> **What needs to be done**: Pick out each line of the records that includes the string "ramp", and copy it.

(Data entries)
....

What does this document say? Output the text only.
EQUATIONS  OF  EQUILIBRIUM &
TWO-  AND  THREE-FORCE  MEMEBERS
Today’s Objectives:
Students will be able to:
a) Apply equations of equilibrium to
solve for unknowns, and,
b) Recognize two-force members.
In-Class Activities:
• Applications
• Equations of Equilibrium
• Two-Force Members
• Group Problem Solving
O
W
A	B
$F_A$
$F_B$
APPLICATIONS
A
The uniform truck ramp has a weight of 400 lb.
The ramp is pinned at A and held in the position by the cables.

....

> **Exercise response**:
The uniform truck ramp has a weight of 400 lb.
The ramp is pinned at A and held in the position by the cables.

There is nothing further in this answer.